* **Your objective**
Reproduce the following rows verbatim.

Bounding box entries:
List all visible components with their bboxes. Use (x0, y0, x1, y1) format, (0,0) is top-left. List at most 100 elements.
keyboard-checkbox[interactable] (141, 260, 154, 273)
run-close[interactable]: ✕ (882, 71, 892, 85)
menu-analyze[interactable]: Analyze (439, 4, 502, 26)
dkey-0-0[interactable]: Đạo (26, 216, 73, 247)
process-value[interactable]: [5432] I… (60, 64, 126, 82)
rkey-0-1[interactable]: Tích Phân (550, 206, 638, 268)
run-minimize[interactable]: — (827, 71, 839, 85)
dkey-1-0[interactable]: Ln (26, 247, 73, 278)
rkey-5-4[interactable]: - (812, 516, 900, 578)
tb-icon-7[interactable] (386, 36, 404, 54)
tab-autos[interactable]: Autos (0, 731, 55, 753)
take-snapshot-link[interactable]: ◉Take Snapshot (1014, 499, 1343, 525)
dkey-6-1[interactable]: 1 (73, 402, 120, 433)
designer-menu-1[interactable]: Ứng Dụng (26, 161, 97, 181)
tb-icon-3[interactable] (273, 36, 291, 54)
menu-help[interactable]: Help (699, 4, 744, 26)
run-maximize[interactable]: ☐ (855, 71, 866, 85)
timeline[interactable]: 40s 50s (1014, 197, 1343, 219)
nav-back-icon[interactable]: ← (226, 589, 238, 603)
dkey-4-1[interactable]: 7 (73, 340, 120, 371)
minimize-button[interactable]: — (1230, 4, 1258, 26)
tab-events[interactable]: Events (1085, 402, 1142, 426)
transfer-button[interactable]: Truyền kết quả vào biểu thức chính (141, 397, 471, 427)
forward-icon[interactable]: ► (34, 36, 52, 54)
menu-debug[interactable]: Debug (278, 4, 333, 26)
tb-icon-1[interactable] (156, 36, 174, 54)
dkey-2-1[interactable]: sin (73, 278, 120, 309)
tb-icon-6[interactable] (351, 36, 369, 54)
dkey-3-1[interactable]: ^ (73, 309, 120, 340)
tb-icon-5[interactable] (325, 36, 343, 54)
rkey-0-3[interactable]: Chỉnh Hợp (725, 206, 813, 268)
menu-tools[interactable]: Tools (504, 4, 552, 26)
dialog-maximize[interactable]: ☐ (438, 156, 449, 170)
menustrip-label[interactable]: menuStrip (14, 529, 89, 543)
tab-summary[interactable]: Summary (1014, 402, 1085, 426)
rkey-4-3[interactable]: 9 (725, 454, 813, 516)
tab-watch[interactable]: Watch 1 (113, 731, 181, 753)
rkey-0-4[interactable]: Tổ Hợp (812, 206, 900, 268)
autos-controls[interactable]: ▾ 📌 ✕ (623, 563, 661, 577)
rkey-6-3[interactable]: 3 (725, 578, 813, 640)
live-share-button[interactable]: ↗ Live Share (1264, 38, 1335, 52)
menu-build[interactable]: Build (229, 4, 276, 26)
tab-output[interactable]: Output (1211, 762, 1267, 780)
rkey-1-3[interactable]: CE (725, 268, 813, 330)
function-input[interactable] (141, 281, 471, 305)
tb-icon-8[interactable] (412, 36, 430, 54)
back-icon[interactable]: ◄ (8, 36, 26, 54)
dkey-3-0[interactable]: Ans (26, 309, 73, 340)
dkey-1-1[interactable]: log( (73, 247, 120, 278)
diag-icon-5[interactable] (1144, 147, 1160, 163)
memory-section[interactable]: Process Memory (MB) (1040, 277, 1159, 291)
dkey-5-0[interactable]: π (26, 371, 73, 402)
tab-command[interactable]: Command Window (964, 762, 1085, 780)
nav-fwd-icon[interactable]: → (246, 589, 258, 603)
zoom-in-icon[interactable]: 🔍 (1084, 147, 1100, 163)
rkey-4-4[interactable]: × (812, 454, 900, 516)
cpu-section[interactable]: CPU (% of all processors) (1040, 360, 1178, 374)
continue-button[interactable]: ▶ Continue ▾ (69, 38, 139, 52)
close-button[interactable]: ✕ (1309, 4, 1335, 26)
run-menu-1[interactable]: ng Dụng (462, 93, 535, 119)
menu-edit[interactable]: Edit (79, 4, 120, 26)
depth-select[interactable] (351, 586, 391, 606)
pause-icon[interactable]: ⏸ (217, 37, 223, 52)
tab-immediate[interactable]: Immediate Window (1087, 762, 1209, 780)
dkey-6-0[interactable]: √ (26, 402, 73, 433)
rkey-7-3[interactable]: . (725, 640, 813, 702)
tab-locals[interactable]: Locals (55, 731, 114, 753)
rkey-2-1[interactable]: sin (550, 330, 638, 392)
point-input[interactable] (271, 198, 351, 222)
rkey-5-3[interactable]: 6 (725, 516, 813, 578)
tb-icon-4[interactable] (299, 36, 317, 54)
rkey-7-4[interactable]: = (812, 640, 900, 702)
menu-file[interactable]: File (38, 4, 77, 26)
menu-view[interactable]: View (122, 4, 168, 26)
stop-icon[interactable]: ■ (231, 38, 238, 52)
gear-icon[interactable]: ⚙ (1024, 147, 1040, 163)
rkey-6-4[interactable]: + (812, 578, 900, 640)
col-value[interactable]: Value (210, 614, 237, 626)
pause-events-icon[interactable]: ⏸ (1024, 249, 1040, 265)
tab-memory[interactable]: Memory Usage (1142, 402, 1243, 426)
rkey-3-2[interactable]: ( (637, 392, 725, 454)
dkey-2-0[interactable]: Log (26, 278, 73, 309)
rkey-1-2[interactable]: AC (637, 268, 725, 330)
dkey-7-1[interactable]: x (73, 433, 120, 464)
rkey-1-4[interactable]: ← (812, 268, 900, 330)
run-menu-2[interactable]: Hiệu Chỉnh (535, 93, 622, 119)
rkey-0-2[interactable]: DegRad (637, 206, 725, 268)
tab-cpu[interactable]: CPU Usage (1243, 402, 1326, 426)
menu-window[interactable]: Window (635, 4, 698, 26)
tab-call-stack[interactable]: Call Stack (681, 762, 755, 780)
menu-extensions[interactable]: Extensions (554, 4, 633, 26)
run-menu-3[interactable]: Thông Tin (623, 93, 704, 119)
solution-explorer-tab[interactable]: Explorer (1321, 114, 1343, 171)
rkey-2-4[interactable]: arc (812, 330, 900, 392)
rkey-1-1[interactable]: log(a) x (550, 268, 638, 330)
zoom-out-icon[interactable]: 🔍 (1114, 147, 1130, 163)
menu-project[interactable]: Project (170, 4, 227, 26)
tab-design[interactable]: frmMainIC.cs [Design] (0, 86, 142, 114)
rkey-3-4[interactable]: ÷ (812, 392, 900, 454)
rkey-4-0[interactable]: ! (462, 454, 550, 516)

* **Task answer**
List all visible components with their bboxes. Use (x0, y0, x1, y1) format, (0,0) is top-left. List at most 100 elements.
keyboard-checkbox[interactable] (141, 260, 154, 273)
run-close[interactable]: ✕ (882, 71, 892, 85)
menu-analyze[interactable]: Analyze (439, 4, 502, 26)
dkey-0-0[interactable]: Đạo (26, 216, 73, 247)
process-value[interactable]: [5432] I… (60, 64, 126, 82)
rkey-0-1[interactable]: Tích Phân (550, 206, 638, 268)
run-minimize[interactable]: — (827, 71, 839, 85)
dkey-1-0[interactable]: Ln (26, 247, 73, 278)
rkey-5-4[interactable]: - (812, 516, 900, 578)
tb-icon-7[interactable] (386, 36, 404, 54)
tab-autos[interactable]: Autos (0, 731, 55, 753)
take-snapshot-link[interactable]: ◉Take Snapshot (1014, 499, 1343, 525)
dkey-6-1[interactable]: 1 (73, 402, 120, 433)
designer-menu-1[interactable]: Ứng Dụng (26, 161, 97, 181)
tb-icon-3[interactable] (273, 36, 291, 54)
menu-help[interactable]: Help (699, 4, 744, 26)
run-maximize[interactable]: ☐ (855, 71, 866, 85)
timeline[interactable]: 40s 50s (1014, 197, 1343, 219)
nav-back-icon[interactable]: ← (226, 589, 238, 603)
dkey-4-1[interactable]: 7 (73, 340, 120, 371)
minimize-button[interactable]: — (1230, 4, 1258, 26)
tab-events[interactable]: Events (1085, 402, 1142, 426)
transfer-button[interactable]: Truyền kết quả vào biểu thức chính (141, 397, 471, 427)
forward-icon[interactable]: ► (34, 36, 52, 54)
menu-debug[interactable]: Debug (278, 4, 333, 26)
tb-icon-1[interactable] (156, 36, 174, 54)
dkey-2-1[interactable]: sin (73, 278, 120, 309)
tb-icon-6[interactable] (351, 36, 369, 54)
dkey-3-1[interactable]: ^ (73, 309, 120, 340)
tb-icon-5[interactable] (325, 36, 343, 54)
rkey-0-3[interactable]: Chỉnh Hợp (725, 206, 813, 268)
menu-tools[interactable]: Tools (504, 4, 552, 26)
dialog-maximize[interactable]: ☐ (438, 156, 449, 170)
menustrip-label[interactable]: menuStrip (14, 529, 89, 543)
tab-summary[interactable]: Summary (1014, 402, 1085, 426)
rkey-4-3[interactable]: 9 (725, 454, 813, 516)
tab-watch[interactable]: Watch 1 (113, 731, 181, 753)
rkey-0-4[interactable]: Tổ Hợp (812, 206, 900, 268)
autos-controls[interactable]: ▾ 📌 ✕ (623, 563, 661, 577)
rkey-6-3[interactable]: 3 (725, 578, 813, 640)
live-share-button[interactable]: ↗ Live Share (1264, 38, 1335, 52)
menu-build[interactable]: Build (229, 4, 276, 26)
tab-output[interactable]: Output (1211, 762, 1267, 780)
rkey-1-3[interactable]: CE (725, 268, 813, 330)
function-input[interactable] (141, 281, 471, 305)
tb-icon-8[interactable] (412, 36, 430, 54)
back-icon[interactable]: ◄ (8, 36, 26, 54)
dkey-3-0[interactable]: Ans (26, 309, 73, 340)
dkey-1-1[interactable]: log( (73, 247, 120, 278)
diag-icon-5[interactable] (1144, 147, 1160, 163)
memory-section[interactable]: Process Memory (MB) (1040, 277, 1159, 291)
dkey-5-0[interactable]: π (26, 371, 73, 402)
tab-command[interactable]: Command Window (964, 762, 1085, 780)
nav-fwd-icon[interactable]: → (246, 589, 258, 603)
zoom-in-icon[interactable]: 🔍 (1084, 147, 1100, 163)
rkey-4-4[interactable]: × (812, 454, 900, 516)
cpu-section[interactable]: CPU (% of all processors) (1040, 360, 1178, 374)
continue-button[interactable]: ▶ Continue ▾ (69, 38, 139, 52)
close-button[interactable]: ✕ (1309, 4, 1335, 26)
run-menu-1[interactable]: ng Dụng (462, 93, 535, 119)
menu-edit[interactable]: Edit (79, 4, 120, 26)
depth-select[interactable] (351, 586, 391, 606)
pause-icon[interactable]: ⏸ (217, 37, 223, 52)
tab-immediate[interactable]: Immediate Window (1087, 762, 1209, 780)
dkey-6-0[interactable]: √ (26, 402, 73, 433)
rkey-7-3[interactable]: . (725, 640, 813, 702)
tab-locals[interactable]: Locals (55, 731, 114, 753)
rkey-2-1[interactable]: sin (550, 330, 638, 392)
point-input[interactable] (271, 198, 351, 222)
rkey-5-3[interactable]: 6 (725, 516, 813, 578)
tb-icon-4[interactable] (299, 36, 317, 54)
rkey-7-4[interactable]: = (812, 640, 900, 702)
menu-file[interactable]: File (38, 4, 77, 26)
menu-view[interactable]: View (122, 4, 168, 26)
stop-icon[interactable]: ■ (231, 38, 238, 52)
gear-icon[interactable]: ⚙ (1024, 147, 1040, 163)
rkey-6-4[interactable]: + (812, 578, 900, 640)
col-value[interactable]: Value (210, 614, 237, 626)
pause-events-icon[interactable]: ⏸ (1024, 249, 1040, 265)
tab-memory[interactable]: Memory Usage (1142, 402, 1243, 426)
rkey-3-2[interactable]: ( (637, 392, 725, 454)
dkey-2-0[interactable]: Log (26, 278, 73, 309)
rkey-1-2[interactable]: AC (637, 268, 725, 330)
dkey-7-1[interactable]: x (73, 433, 120, 464)
rkey-1-4[interactable]: ← (812, 268, 900, 330)
run-menu-2[interactable]: Hiệu Chỉnh (535, 93, 622, 119)
rkey-0-2[interactable]: DegRad (637, 206, 725, 268)
tab-cpu[interactable]: CPU Usage (1243, 402, 1326, 426)
menu-window[interactable]: Window (635, 4, 698, 26)
tab-call-stack[interactable]: Call Stack (681, 762, 755, 780)
menu-extensions[interactable]: Extensions (554, 4, 633, 26)
run-menu-3[interactable]: Thông Tin (623, 93, 704, 119)
solution-explorer-tab[interactable]: Explorer (1321, 114, 1343, 171)
rkey-2-4[interactable]: arc (812, 330, 900, 392)
rkey-1-1[interactable]: log(a) x (550, 268, 638, 330)
zoom-out-icon[interactable]: 🔍 (1114, 147, 1130, 163)
menu-project[interactable]: Project (170, 4, 227, 26)
tab-design[interactable]: frmMainIC.cs [Design] (0, 86, 142, 114)
rkey-3-4[interactable]: ÷ (812, 392, 900, 454)
rkey-4-0[interactable]: ! (462, 454, 550, 516)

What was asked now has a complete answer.